-------- SUPPLIED ENTRIES

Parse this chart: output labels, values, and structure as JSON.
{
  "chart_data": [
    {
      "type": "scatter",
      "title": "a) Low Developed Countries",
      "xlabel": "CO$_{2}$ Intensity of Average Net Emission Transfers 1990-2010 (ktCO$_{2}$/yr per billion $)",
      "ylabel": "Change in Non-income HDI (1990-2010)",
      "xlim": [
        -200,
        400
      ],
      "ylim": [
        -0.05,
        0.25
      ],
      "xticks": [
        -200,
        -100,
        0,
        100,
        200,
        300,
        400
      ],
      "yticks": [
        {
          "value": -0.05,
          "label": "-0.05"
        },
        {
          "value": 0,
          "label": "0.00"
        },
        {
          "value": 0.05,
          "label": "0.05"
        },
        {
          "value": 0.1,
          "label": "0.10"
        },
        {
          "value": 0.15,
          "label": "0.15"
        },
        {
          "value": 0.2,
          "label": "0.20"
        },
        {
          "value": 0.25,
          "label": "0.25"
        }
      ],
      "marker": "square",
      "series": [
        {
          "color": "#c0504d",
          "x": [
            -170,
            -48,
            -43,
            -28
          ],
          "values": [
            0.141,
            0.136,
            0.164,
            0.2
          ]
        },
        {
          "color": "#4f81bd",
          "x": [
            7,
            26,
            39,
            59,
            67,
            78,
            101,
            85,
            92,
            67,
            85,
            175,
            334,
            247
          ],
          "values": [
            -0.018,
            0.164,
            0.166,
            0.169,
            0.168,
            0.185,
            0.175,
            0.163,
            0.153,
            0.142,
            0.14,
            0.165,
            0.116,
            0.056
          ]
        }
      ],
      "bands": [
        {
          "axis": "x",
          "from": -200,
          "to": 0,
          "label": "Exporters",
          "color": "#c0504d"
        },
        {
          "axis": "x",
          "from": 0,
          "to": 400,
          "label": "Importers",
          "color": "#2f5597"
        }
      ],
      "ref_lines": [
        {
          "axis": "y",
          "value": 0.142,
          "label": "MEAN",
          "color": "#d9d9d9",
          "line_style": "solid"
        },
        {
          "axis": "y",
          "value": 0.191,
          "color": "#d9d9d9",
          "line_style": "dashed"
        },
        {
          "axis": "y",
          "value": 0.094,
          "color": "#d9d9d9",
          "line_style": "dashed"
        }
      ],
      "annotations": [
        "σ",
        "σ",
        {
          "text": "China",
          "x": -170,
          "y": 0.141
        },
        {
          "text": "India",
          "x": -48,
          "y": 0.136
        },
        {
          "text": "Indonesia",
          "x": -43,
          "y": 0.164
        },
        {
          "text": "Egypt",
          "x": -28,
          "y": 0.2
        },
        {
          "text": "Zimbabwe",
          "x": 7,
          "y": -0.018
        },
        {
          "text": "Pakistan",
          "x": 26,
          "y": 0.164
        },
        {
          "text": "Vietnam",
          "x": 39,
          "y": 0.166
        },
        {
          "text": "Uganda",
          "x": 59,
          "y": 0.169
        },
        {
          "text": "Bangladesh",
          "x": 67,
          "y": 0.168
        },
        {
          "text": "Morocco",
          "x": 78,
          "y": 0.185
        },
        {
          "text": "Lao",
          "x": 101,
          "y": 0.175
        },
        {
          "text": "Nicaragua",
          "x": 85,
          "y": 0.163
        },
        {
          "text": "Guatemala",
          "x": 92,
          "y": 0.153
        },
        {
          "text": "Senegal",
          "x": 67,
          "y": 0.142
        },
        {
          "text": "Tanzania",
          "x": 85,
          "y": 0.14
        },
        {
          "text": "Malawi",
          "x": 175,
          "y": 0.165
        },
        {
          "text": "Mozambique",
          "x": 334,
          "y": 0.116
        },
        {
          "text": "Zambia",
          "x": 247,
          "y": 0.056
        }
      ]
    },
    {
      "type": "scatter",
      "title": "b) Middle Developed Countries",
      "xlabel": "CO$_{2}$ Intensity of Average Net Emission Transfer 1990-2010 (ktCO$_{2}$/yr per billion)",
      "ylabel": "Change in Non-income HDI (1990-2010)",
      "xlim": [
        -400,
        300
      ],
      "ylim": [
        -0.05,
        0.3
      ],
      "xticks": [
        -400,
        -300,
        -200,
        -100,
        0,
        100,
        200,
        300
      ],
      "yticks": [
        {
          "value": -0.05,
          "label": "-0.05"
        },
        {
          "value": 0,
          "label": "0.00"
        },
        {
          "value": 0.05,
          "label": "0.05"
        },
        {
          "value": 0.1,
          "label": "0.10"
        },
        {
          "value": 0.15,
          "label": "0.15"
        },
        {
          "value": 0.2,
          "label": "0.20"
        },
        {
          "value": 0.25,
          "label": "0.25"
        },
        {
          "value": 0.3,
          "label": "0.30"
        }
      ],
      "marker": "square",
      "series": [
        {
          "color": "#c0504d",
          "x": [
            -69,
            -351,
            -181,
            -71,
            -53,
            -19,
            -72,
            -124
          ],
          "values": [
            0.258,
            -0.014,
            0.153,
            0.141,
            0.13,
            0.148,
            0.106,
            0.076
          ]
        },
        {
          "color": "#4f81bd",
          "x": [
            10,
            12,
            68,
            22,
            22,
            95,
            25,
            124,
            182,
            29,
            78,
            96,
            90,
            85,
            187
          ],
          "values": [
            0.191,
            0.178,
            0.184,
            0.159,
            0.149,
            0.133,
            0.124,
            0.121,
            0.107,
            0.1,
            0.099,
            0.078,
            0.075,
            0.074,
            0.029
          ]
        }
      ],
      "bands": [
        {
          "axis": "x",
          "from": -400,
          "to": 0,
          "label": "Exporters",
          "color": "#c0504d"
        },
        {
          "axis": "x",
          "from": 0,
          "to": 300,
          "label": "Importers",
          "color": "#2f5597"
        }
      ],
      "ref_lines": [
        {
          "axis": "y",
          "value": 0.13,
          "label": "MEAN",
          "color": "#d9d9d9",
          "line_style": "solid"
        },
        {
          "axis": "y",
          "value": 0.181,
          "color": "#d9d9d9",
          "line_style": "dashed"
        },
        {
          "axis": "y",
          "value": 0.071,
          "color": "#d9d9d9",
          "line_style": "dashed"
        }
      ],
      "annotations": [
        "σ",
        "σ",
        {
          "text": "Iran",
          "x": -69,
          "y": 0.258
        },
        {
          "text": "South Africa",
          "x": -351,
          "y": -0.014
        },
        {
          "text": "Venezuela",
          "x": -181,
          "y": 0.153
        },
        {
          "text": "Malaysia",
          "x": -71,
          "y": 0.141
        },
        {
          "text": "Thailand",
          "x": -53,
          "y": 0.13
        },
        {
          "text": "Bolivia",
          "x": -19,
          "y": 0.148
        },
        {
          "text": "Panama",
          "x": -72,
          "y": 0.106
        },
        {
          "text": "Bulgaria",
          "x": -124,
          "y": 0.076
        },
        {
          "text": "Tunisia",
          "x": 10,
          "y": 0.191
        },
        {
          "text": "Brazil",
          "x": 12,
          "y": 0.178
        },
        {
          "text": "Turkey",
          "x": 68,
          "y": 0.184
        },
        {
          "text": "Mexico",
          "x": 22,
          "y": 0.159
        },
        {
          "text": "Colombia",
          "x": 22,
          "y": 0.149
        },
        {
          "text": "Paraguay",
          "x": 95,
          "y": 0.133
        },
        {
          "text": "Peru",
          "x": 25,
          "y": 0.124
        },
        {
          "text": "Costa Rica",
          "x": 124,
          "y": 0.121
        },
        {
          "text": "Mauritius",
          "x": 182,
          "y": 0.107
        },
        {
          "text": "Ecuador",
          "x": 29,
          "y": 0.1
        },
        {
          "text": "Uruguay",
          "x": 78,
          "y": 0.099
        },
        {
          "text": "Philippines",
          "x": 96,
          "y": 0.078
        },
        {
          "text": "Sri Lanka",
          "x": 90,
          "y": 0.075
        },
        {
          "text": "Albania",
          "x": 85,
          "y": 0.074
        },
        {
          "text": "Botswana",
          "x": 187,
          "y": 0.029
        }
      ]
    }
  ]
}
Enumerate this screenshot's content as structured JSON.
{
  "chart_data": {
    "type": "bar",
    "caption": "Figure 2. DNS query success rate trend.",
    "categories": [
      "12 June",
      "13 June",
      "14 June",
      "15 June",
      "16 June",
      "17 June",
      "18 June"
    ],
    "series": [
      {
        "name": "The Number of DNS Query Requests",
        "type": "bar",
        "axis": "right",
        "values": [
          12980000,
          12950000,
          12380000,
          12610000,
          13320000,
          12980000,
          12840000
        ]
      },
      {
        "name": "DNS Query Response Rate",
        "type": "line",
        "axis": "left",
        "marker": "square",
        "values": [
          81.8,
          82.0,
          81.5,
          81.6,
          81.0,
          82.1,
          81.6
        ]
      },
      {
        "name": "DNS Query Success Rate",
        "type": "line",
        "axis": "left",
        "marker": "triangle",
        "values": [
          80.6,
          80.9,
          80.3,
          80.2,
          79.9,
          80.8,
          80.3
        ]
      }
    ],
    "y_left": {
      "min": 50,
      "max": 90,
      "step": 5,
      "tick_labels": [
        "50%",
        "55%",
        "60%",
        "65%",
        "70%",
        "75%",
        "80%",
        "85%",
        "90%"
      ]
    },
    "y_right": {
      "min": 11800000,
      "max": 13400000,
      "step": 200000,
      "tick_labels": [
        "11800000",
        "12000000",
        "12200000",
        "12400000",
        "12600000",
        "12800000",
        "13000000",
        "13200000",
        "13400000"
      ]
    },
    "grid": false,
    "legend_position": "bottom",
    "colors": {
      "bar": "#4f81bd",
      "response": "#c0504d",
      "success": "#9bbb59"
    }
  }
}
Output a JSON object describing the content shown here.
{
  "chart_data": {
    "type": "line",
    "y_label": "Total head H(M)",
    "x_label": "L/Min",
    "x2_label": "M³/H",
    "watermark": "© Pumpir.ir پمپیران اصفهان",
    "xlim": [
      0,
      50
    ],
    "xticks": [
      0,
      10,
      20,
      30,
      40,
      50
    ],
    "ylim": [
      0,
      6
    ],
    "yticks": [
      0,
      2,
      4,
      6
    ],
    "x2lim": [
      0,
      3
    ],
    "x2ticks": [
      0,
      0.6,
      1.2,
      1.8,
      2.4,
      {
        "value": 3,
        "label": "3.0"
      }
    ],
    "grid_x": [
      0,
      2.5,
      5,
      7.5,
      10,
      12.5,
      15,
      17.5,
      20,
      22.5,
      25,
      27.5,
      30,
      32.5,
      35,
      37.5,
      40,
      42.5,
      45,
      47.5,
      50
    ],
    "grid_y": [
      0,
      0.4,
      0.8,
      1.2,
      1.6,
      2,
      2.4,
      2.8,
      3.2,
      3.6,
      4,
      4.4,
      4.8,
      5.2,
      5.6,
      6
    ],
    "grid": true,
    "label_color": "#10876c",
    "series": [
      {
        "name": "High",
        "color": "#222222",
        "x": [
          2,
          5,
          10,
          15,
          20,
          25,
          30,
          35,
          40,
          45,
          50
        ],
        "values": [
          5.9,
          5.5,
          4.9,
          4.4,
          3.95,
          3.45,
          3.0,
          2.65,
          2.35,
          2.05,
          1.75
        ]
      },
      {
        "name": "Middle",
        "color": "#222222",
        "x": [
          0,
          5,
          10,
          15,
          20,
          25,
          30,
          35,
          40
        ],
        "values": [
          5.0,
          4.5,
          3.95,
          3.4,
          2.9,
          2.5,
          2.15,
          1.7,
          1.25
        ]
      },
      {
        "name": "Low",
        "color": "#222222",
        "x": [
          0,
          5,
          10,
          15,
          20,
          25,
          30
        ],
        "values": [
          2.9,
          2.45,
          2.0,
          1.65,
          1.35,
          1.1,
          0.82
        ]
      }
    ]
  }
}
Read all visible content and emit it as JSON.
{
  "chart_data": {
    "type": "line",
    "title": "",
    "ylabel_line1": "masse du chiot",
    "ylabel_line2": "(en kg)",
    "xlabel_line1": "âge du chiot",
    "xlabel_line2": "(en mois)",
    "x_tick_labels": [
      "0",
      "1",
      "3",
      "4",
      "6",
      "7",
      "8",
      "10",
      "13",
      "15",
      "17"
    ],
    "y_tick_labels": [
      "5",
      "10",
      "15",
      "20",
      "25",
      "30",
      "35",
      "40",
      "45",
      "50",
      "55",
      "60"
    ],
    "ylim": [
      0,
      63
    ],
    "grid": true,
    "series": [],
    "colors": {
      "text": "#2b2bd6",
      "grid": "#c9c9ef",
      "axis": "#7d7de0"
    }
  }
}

----------------

Only the number is wanted: how many lines in the data include the word "Intensity"?

### WRITTEN RESPONSE
2